(Records that describe figures)
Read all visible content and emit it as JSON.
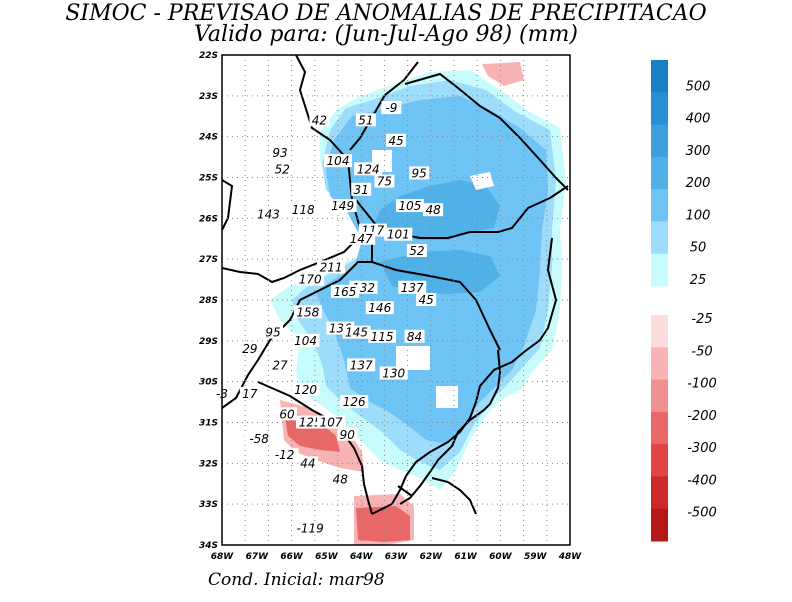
{
  "title_line1": "SIMOC - PREVISAO DE ANOMALIAS DE PRECIPITACAO",
  "title_line2": "Valido para: (Jun-Jul-Ago 98) (mm)",
  "footer": "Cond. Inicial: mar98",
  "map": {
    "lon_ticks": [
      "68W",
      "67W",
      "66W",
      "65W",
      "64W",
      "63W",
      "62W",
      "61W",
      "60W",
      "59W",
      "48W"
    ],
    "lat_ticks": [
      "22S",
      "23S",
      "24S",
      "25S",
      "26S",
      "27S",
      "28S",
      "29S",
      "30S",
      "31S",
      "32S",
      "33S",
      "34S"
    ],
    "labels": [
      {
        "v": "42",
        "lon": -63.8,
        "lat": -23.6
      },
      {
        "v": "51",
        "lon": -61.8,
        "lat": -23.6
      },
      {
        "v": "-9",
        "lon": -60.7,
        "lat": -23.3
      },
      {
        "v": "45",
        "lon": -60.5,
        "lat": -24.1
      },
      {
        "v": "93",
        "lon": -65.5,
        "lat": -24.4
      },
      {
        "v": "52",
        "lon": -65.4,
        "lat": -24.8
      },
      {
        "v": "104",
        "lon": -63.0,
        "lat": -24.6
      },
      {
        "v": "124",
        "lon": -61.7,
        "lat": -24.8
      },
      {
        "v": "75",
        "lon": -61.0,
        "lat": -25.1
      },
      {
        "v": "95",
        "lon": -59.5,
        "lat": -24.9
      },
      {
        "v": "31",
        "lon": -62.0,
        "lat": -25.3
      },
      {
        "v": "149",
        "lon": -62.8,
        "lat": -25.7
      },
      {
        "v": "105",
        "lon": -59.9,
        "lat": -25.7
      },
      {
        "v": "48",
        "lon": -58.9,
        "lat": -25.8
      },
      {
        "v": "143",
        "lon": -66.0,
        "lat": -25.9
      },
      {
        "v": "118",
        "lon": -64.5,
        "lat": -25.8
      },
      {
        "v": "117",
        "lon": -61.5,
        "lat": -26.3
      },
      {
        "v": "147",
        "lon": -62.0,
        "lat": -26.5
      },
      {
        "v": "101",
        "lon": -60.4,
        "lat": -26.4
      },
      {
        "v": "52",
        "lon": -59.6,
        "lat": -26.8
      },
      {
        "v": "211",
        "lon": -63.3,
        "lat": -27.2
      },
      {
        "v": "170",
        "lon": -64.2,
        "lat": -27.5
      },
      {
        "v": "132",
        "lon": -61.9,
        "lat": -27.7
      },
      {
        "v": "165",
        "lon": -62.7,
        "lat": -27.8
      },
      {
        "v": "137",
        "lon": -59.8,
        "lat": -27.7
      },
      {
        "v": "45",
        "lon": -59.2,
        "lat": -28.0
      },
      {
        "v": "146",
        "lon": -61.2,
        "lat": -28.2
      },
      {
        "v": "158",
        "lon": -64.3,
        "lat": -28.3
      },
      {
        "v": "95",
        "lon": -65.8,
        "lat": -28.8
      },
      {
        "v": "104",
        "lon": -64.4,
        "lat": -29.0
      },
      {
        "v": "136",
        "lon": -62.9,
        "lat": -28.7
      },
      {
        "v": "145",
        "lon": -62.2,
        "lat": -28.8
      },
      {
        "v": "115",
        "lon": -61.1,
        "lat": -28.9
      },
      {
        "v": "84",
        "lon": -59.7,
        "lat": -28.9
      },
      {
        "v": "29",
        "lon": -66.8,
        "lat": -29.2
      },
      {
        "v": "27",
        "lon": -65.5,
        "lat": -29.6
      },
      {
        "v": "137",
        "lon": -62.0,
        "lat": -29.6
      },
      {
        "v": "130",
        "lon": -60.6,
        "lat": -29.8
      },
      {
        "v": "120",
        "lon": -64.4,
        "lat": -30.2
      },
      {
        "v": "17",
        "lon": -66.8,
        "lat": -30.3
      },
      {
        "v": "-3",
        "lon": -68.0,
        "lat": -30.3
      },
      {
        "v": "126",
        "lon": -62.3,
        "lat": -30.5
      },
      {
        "v": "60",
        "lon": -65.2,
        "lat": -30.8
      },
      {
        "v": "125",
        "lon": -64.2,
        "lat": -31.0
      },
      {
        "v": "107",
        "lon": -63.3,
        "lat": -31.0
      },
      {
        "v": "90",
        "lon": -62.6,
        "lat": -31.3
      },
      {
        "v": "-58",
        "lon": -66.4,
        "lat": -31.4
      },
      {
        "v": "-12",
        "lon": -65.3,
        "lat": -31.8
      },
      {
        "v": "44",
        "lon": -64.3,
        "lat": -32.0
      },
      {
        "v": "48",
        "lon": -62.9,
        "lat": -32.4
      },
      {
        "v": "-119",
        "lon": -64.2,
        "lat": -33.6
      }
    ]
  },
  "colorbar": {
    "pos_labels": [
      "500",
      "400",
      "300",
      "200",
      "100",
      "50",
      "25"
    ],
    "neg_labels": [
      "-25",
      "-50",
      "-100",
      "-200",
      "-300",
      "-400",
      "-500"
    ],
    "pos_colors": [
      "#1a80c4",
      "#2890d0",
      "#3ca0dc",
      "#50b0e8",
      "#6ec4f4",
      "#9edcfc",
      "#c8fcfc"
    ],
    "neg_colors": [
      "#fcdcdc",
      "#f8b4b4",
      "#f09090",
      "#e86868",
      "#e04444",
      "#d02828",
      "#b41818"
    ]
  }
}
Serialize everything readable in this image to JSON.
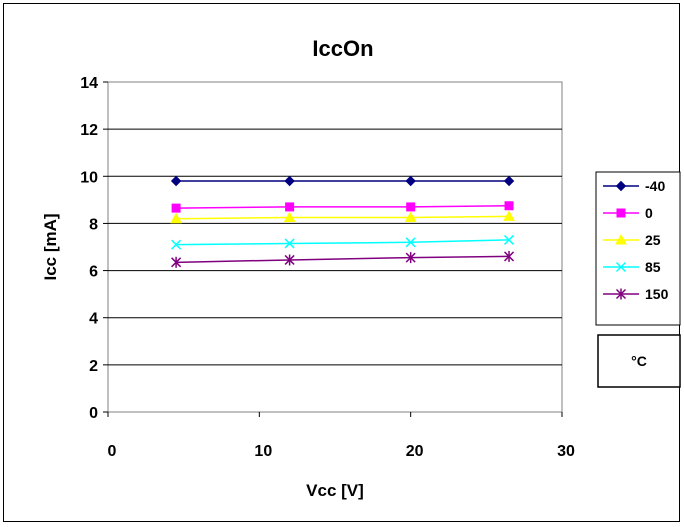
{
  "chart_data": {
    "type": "line",
    "title": "IccOn",
    "xlabel": "Vcc [V]",
    "ylabel": "Icc [mA]",
    "xlim": [
      0,
      30
    ],
    "ylim": [
      0,
      14
    ],
    "x_ticks": [
      "0",
      "10",
      "20",
      "30"
    ],
    "y_ticks": [
      "0",
      "2",
      "4",
      "6",
      "8",
      "10",
      "12",
      "14"
    ],
    "grid": "horizontal",
    "legend_position": "right",
    "legend_unit": "°C",
    "x": [
      4.5,
      12,
      20,
      26.5
    ],
    "series": [
      {
        "name": "-40",
        "color": "#000080",
        "marker": "diamond",
        "values": [
          9.8,
          9.8,
          9.8,
          9.8
        ]
      },
      {
        "name": "0",
        "color": "#FF00FF",
        "marker": "square",
        "values": [
          8.65,
          8.7,
          8.7,
          8.75
        ]
      },
      {
        "name": "25",
        "color": "#FFFF00",
        "marker": "triangle",
        "values": [
          8.2,
          8.25,
          8.25,
          8.3
        ]
      },
      {
        "name": "85",
        "color": "#00FFFF",
        "marker": "x",
        "values": [
          7.1,
          7.15,
          7.2,
          7.3
        ]
      },
      {
        "name": "150",
        "color": "#800080",
        "marker": "star",
        "values": [
          6.35,
          6.45,
          6.55,
          6.6
        ]
      }
    ]
  }
}
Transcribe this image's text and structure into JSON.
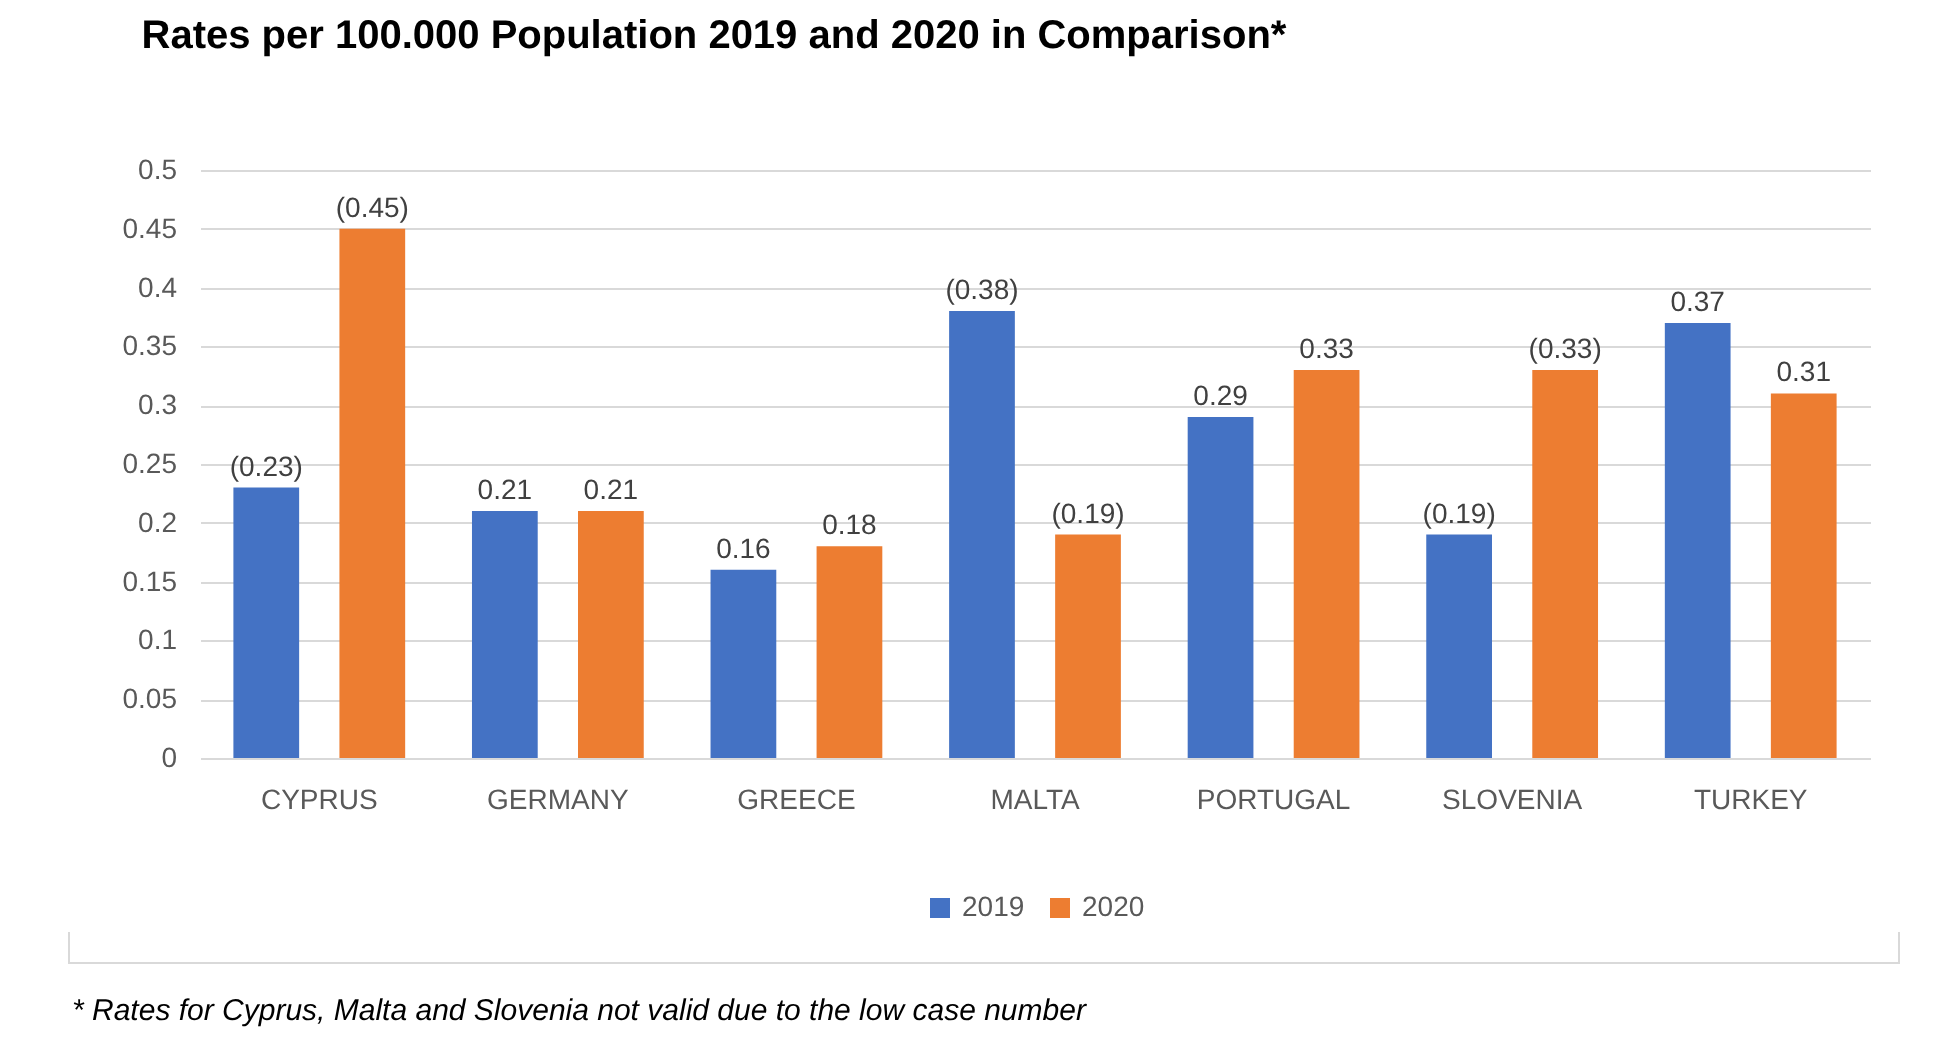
{
  "chart_data": {
    "type": "bar",
    "title": "Rates per 100.000 Population 2019 and 2020 in Comparison*",
    "categories": [
      "CYPRUS",
      "GERMANY",
      "GREECE",
      "MALTA",
      "PORTUGAL",
      "SLOVENIA",
      "TURKEY"
    ],
    "series": [
      {
        "name": "2019",
        "color": "#4472c4",
        "values": [
          0.23,
          0.21,
          0.16,
          0.38,
          0.29,
          0.19,
          0.37
        ],
        "value_labels": [
          "(0.23)",
          "0.21",
          "0.16",
          "(0.38)",
          "0.29",
          "(0.19)",
          "0.37"
        ]
      },
      {
        "name": "2020",
        "color": "#ed7d31",
        "values": [
          0.45,
          0.21,
          0.18,
          0.19,
          0.33,
          0.33,
          0.31
        ],
        "value_labels": [
          "(0.45)",
          "0.21",
          "0.18",
          "(0.19)",
          "0.33",
          "(0.33)",
          "0.31"
        ]
      }
    ],
    "ylim": [
      0,
      0.5
    ],
    "yticks": [
      0,
      0.05,
      0.1,
      0.15,
      0.2,
      0.25,
      0.3,
      0.35,
      0.4,
      0.45,
      0.5
    ],
    "grid": true,
    "legend": "bottom",
    "annotations": [
      "* Rates for Cyprus, Malta and Slovenia not valid due to the low case number"
    ]
  }
}
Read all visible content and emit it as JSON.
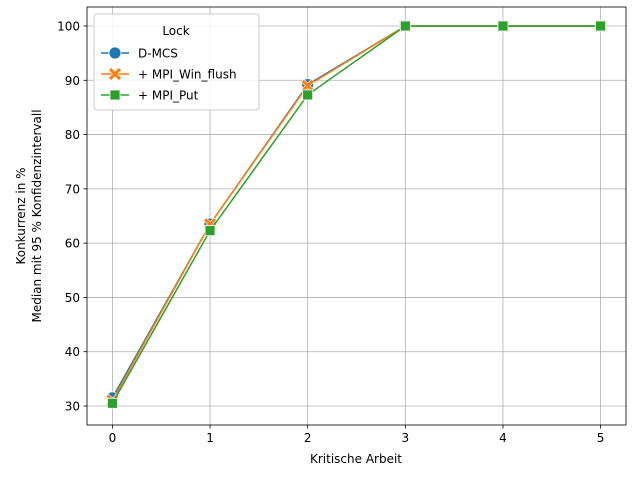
{
  "chart_data": {
    "type": "line",
    "title": "",
    "xlabel": "Kritische Arbeit",
    "ylabel": "Konkurrenz in %",
    "ylabel2": "Median mit 95 % Konfidenzintervall",
    "x": [
      0,
      1,
      2,
      3,
      4,
      5
    ],
    "xlim": [
      -0.26,
      5.26
    ],
    "ylim": [
      26.5,
      103.5
    ],
    "xticks": [
      "0",
      "1",
      "2",
      "3",
      "4",
      "5"
    ],
    "yticks": [
      "30",
      "40",
      "50",
      "60",
      "70",
      "80",
      "90",
      "100"
    ],
    "grid": true,
    "legend": {
      "title": "Lock",
      "placement": "top-left"
    },
    "series": [
      {
        "name": "D-MCS",
        "color": "#1f77b4",
        "marker": "circle",
        "values": [
          31.5,
          63.5,
          89.2,
          100,
          100,
          100
        ]
      },
      {
        "name": "+ MPI_Win_flush",
        "color": "#ff7f0e",
        "marker": "x",
        "values": [
          31.0,
          63.5,
          89.0,
          100,
          100,
          100
        ]
      },
      {
        "name": "+ MPI_Put",
        "color": "#2ca02c",
        "marker": "square",
        "values": [
          30.5,
          62.3,
          87.3,
          100,
          100,
          100
        ]
      }
    ]
  }
}
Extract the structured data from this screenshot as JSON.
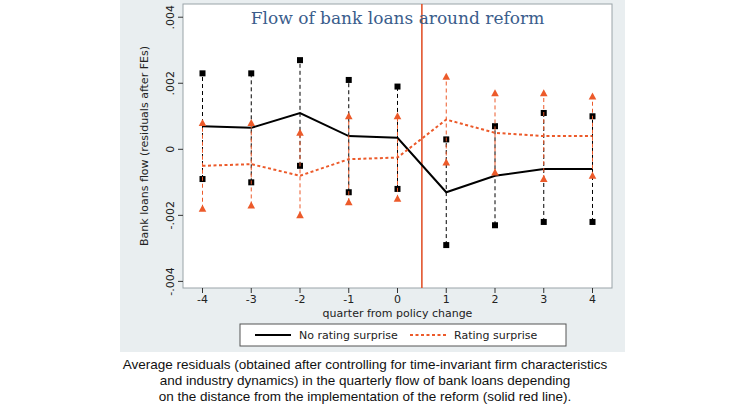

# [OBJECTIVE]
Which lines in the records above contain the string "Rates"? Copy each one.

# [SOLVED PROBLEM]
    "title": "Rates per 100.000 Population 2019 and 2020 in Comparison*",
      "* Rates for Cyprus, Malta and Slovenia not valid due to the low case number"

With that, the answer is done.